## Short task
Extract all lines that hold "funds" from the records below.

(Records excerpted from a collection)
::::::::::

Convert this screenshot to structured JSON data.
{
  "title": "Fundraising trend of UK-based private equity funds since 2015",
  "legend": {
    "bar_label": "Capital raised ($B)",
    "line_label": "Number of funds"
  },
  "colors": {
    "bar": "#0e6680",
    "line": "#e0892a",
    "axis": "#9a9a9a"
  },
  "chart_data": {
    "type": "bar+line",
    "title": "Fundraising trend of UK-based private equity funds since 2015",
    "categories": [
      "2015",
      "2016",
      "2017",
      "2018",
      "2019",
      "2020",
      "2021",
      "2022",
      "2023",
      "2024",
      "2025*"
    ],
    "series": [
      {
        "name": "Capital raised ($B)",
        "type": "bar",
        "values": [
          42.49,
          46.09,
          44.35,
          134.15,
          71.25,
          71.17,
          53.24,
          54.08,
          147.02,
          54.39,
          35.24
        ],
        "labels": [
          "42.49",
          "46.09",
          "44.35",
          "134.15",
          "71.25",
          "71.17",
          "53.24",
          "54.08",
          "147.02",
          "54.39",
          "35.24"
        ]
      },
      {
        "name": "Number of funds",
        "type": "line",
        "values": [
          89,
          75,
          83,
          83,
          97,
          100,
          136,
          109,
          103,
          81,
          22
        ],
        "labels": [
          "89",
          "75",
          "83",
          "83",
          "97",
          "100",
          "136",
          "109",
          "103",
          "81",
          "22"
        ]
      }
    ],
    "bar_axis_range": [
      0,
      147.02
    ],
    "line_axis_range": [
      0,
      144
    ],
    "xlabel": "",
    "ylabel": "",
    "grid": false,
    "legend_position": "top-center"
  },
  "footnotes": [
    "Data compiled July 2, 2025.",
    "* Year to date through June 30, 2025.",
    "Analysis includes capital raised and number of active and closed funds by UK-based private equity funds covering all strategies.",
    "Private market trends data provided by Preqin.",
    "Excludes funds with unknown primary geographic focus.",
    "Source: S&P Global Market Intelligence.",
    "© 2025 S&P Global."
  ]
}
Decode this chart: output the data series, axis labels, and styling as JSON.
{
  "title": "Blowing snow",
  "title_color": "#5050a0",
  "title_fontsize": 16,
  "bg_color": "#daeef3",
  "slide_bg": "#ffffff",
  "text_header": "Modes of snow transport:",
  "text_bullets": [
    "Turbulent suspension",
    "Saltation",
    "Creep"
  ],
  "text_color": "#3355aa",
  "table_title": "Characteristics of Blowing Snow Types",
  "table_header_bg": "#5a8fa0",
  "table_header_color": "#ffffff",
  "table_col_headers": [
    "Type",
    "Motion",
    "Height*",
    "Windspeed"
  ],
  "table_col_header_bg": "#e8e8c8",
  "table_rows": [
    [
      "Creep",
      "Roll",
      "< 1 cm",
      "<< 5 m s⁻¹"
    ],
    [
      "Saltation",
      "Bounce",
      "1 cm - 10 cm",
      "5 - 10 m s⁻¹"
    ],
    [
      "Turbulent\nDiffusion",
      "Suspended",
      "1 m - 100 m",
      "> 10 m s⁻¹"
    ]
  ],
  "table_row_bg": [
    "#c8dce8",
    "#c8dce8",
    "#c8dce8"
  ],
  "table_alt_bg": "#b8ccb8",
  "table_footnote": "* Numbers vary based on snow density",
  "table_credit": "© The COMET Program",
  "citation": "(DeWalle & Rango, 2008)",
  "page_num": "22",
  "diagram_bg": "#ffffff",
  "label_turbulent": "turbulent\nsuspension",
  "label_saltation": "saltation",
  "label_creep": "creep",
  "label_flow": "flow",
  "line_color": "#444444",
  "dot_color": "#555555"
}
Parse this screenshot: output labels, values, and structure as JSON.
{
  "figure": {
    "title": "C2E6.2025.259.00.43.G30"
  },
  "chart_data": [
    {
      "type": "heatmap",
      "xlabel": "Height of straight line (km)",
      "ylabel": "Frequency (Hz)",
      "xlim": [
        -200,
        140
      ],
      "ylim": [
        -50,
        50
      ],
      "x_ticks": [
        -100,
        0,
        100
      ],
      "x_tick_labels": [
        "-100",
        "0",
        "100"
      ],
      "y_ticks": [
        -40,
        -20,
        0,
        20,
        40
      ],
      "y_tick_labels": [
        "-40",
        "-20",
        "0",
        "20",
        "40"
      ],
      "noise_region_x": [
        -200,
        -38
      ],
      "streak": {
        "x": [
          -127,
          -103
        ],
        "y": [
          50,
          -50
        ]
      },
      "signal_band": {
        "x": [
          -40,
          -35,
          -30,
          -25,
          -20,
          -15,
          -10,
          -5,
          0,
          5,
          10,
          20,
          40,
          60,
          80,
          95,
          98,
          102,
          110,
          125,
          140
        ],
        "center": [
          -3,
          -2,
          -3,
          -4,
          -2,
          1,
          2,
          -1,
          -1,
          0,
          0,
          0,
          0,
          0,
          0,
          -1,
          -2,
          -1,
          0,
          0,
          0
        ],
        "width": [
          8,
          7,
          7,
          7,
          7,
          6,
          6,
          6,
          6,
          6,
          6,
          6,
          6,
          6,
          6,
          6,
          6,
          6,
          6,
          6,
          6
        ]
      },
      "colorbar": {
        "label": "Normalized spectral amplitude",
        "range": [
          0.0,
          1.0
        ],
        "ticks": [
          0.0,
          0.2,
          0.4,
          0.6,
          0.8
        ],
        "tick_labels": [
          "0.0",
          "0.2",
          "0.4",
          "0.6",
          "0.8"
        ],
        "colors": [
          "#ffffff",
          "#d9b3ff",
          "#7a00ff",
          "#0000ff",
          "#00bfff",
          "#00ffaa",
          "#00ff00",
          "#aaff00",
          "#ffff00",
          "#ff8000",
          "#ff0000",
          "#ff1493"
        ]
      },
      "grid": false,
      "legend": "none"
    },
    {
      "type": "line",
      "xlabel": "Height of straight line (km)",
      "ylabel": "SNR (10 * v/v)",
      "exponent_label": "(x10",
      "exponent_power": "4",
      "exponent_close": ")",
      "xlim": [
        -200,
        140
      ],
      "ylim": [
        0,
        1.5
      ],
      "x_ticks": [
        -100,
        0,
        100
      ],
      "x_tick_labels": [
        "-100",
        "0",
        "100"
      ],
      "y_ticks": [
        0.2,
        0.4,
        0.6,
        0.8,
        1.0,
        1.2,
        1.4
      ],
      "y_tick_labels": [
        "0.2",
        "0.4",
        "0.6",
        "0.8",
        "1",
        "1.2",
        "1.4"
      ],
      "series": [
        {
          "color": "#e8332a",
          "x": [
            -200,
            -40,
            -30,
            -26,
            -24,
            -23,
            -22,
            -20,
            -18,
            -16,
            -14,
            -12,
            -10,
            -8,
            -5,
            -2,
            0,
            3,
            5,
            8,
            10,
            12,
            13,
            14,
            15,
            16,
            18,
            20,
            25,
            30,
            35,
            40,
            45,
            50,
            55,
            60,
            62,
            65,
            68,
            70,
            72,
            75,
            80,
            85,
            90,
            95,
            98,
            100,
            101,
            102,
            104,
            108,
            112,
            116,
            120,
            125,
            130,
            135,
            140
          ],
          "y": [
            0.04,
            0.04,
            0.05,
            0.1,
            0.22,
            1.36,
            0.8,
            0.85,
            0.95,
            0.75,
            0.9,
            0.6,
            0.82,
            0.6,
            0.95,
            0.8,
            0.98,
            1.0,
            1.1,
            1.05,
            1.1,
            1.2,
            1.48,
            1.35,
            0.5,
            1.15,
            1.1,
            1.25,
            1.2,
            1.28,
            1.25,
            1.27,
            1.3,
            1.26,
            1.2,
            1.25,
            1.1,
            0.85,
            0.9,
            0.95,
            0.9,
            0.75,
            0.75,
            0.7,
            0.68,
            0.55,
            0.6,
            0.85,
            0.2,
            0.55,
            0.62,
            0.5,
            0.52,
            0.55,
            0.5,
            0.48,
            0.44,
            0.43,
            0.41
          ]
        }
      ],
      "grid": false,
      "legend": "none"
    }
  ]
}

::::::::::

## Answer below
  "title": "Fundraising trend of UK-based private equity funds since 2015",
    "line_label": "Number of funds"
    "title": "Fundraising trend of UK-based private equity funds since 2015",
        "name": "Number of funds",
    "Analysis includes capital raised and number of active and closed funds by UK-based private equity funds covering all strategies.",
    "Excludes funds with unknown primary geographic focus.",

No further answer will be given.